Gather all lines in the data that hold the string "لڑکی".

=====

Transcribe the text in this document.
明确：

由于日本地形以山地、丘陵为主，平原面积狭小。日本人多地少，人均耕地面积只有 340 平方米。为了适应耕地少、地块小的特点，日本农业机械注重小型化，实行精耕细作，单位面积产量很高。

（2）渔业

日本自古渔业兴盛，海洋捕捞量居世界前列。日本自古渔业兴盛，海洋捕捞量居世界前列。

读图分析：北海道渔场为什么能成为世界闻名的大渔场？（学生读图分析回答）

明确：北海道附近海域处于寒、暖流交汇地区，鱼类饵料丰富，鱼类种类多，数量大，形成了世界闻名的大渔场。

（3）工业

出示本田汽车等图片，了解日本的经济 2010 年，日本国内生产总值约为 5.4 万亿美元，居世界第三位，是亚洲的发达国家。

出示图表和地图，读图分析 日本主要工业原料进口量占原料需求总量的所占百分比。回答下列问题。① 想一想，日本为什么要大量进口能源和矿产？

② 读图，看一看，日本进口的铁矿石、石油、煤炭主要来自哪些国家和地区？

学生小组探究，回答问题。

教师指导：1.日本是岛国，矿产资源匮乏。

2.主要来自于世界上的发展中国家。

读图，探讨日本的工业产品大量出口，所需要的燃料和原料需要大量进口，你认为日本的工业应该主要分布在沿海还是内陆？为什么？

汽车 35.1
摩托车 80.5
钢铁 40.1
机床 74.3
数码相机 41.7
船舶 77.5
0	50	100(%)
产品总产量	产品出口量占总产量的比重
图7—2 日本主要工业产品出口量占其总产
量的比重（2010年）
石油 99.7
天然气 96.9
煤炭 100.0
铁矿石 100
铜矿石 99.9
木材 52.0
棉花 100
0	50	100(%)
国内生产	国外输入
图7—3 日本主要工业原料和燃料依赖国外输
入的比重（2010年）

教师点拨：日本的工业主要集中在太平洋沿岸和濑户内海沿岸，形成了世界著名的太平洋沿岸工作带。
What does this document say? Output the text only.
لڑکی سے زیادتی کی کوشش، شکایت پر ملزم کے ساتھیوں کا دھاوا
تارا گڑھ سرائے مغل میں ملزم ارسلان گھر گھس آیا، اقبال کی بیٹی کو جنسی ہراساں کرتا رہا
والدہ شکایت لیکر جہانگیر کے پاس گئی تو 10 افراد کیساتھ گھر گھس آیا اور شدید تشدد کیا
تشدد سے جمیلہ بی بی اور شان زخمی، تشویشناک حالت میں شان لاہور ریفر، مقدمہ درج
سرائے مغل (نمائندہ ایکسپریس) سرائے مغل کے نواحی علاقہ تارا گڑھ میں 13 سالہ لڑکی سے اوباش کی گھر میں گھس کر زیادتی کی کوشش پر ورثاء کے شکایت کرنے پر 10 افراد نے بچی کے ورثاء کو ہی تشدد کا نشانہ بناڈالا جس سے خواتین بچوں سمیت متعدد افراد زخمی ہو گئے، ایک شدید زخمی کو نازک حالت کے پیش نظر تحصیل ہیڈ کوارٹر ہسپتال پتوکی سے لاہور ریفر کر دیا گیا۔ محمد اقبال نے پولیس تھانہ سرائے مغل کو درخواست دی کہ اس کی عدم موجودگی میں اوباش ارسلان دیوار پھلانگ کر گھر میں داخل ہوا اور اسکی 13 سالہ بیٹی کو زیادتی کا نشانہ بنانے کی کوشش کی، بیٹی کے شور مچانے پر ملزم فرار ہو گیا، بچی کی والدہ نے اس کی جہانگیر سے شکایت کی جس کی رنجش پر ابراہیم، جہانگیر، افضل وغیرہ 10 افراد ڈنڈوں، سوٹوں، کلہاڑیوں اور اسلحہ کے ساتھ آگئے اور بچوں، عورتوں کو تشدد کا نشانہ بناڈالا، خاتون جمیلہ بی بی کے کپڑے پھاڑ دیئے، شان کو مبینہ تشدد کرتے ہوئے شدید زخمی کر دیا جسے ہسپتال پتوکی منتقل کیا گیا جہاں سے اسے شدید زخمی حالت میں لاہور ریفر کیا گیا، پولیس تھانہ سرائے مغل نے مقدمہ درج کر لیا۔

=====

Solution to this exercise:
لڑکی سے زیادتی کی کوشش، شکایت پر ملزم کے ساتھیوں کا دھاوا
سرائے مغل (نمائندہ ایکسپریس) سرائے مغل کے نواحی علاقہ تارا گڑھ میں 13 سالہ لڑکی سے اوباش کی گھر میں گھس کر زیادتی کی کوشش پر ورثاء کے شکایت کرنے پر 10 افراد نے بچی کے ورثاء کو ہی تشدد کا نشانہ بناڈالا جس سے خواتین بچوں سمیت متعدد افراد زخمی ہو گئے، ایک شدید زخمی کو نازک حالت کے پیش نظر تحصیل ہیڈ کوارٹر ہسپتال پتوکی سے لاہور ریفر کر دیا گیا۔ محمد اقبال نے پولیس تھانہ سرائے مغل کو درخواست دی کہ اس کی عدم موجودگی میں اوباش ارسلان دیوار پھلانگ کر گھر میں داخل ہوا اور اسکی 13 سالہ بیٹی کو زیادتی کا نشانہ بنانے کی کوشش کی، بیٹی کے شور مچانے پر ملزم فرار ہو گیا، بچی کی والدہ نے اس کی جہانگیر سے شکایت کی جس کی رنجش پر ابراہیم، جہانگیر، افضل وغیرہ 10 افراد ڈنڈوں، سوٹوں، کلہاڑیوں اور اسلحہ کے ساتھ آگئے اور بچوں، عورتوں کو تشدد کا نشانہ بناڈالا، خاتون جمیلہ بی بی کے کپڑے پھاڑ دیئے، شان کو مبینہ تشدد کرتے ہوئے شدید زخمی کر دیا جسے ہسپتال پتوکی منتقل کیا گیا جہاں سے اسے شدید زخمی حالت میں لاہور ریفر کیا گیا، پولیس تھانہ سرائے مغل نے مقدمہ درج کر لیا۔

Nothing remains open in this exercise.